■ Task prompt
Copy all lines below containing "title".

■ Data excerpts
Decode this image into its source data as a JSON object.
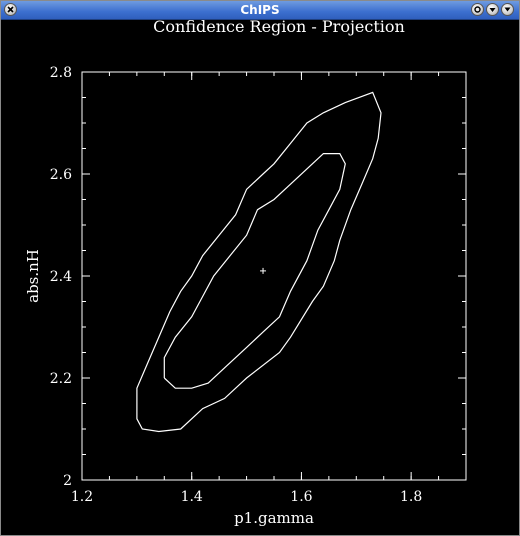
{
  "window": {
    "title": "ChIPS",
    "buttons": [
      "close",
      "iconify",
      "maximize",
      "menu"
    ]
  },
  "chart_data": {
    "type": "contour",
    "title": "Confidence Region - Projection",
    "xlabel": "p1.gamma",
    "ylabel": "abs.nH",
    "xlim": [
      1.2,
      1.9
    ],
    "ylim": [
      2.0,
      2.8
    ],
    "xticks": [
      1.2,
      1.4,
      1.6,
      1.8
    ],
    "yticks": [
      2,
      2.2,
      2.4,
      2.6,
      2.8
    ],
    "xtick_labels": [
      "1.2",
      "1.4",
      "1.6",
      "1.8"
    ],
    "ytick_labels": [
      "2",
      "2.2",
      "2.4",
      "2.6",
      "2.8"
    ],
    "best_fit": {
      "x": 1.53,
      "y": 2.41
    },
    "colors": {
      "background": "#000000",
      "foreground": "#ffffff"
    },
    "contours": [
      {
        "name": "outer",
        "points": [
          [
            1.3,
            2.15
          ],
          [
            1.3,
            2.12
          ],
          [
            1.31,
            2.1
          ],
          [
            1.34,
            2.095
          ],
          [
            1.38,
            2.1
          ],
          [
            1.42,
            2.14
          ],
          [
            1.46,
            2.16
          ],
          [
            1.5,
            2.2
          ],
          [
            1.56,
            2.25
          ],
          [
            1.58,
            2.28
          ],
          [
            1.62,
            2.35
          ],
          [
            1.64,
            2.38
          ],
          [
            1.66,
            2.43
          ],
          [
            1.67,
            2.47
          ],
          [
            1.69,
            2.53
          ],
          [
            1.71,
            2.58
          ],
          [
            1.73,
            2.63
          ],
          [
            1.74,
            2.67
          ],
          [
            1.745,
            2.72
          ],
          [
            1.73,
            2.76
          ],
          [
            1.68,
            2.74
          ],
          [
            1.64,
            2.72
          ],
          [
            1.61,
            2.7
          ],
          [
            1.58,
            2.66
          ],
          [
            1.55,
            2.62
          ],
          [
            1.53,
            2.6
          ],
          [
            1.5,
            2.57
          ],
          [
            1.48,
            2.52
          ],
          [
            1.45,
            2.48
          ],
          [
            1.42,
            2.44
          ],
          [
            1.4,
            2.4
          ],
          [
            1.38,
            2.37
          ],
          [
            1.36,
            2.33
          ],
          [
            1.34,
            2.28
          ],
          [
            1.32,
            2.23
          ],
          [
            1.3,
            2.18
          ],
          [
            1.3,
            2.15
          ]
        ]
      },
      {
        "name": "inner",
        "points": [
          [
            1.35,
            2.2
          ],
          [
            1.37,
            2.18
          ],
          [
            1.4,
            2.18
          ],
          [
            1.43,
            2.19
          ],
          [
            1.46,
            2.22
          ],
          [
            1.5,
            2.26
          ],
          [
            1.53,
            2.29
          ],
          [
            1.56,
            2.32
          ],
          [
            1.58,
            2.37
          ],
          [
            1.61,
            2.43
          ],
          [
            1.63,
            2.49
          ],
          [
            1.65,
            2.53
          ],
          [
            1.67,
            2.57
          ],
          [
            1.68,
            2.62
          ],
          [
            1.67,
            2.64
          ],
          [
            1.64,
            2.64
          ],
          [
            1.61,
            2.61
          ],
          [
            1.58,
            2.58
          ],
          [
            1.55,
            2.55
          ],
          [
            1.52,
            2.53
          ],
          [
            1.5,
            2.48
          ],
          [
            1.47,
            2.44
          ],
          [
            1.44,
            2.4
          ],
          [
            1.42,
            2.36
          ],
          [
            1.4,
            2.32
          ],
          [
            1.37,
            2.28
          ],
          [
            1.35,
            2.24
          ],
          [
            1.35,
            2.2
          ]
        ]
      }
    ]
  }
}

■ Solution for this problem
    "title": "ChIPS",
    "title": "Confidence Region - Projection",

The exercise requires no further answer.